» **RECORDS FOR THE TASK**
====================
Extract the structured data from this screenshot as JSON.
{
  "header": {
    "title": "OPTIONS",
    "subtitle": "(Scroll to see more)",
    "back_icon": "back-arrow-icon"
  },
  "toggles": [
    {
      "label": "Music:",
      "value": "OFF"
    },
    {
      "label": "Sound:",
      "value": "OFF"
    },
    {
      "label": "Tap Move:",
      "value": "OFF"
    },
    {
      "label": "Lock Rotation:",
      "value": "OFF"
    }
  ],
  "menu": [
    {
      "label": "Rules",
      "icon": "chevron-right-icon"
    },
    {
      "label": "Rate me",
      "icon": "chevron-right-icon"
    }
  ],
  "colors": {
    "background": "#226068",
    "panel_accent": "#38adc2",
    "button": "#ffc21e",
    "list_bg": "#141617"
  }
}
====================
» **EXERCISE BRIEF**
Give all the records again. Match them exactly.

» **TASK RESULT**
Extract the structured data from this screenshot as JSON.
{
  "header": {
    "title": "OPTIONS",
    "subtitle": "(Scroll to see more)",
    "back_icon": "back-arrow-icon"
  },
  "toggles": [
    {
      "label": "Music:",
      "value": "OFF"
    },
    {
      "label": "Sound:",
      "value": "OFF"
    },
    {
      "label": "Tap Move:",
      "value": "OFF"
    },
    {
      "label": "Lock Rotation:",
      "value": "OFF"
    }
  ],
  "menu": [
    {
      "label": "Rules",
      "icon": "chevron-right-icon"
    },
    {
      "label": "Rate me",
      "icon": "chevron-right-icon"
    }
  ],
  "colors": {
    "background": "#226068",
    "panel_accent": "#38adc2",
    "button": "#ffc21e",
    "list_bg": "#141617"
  }
}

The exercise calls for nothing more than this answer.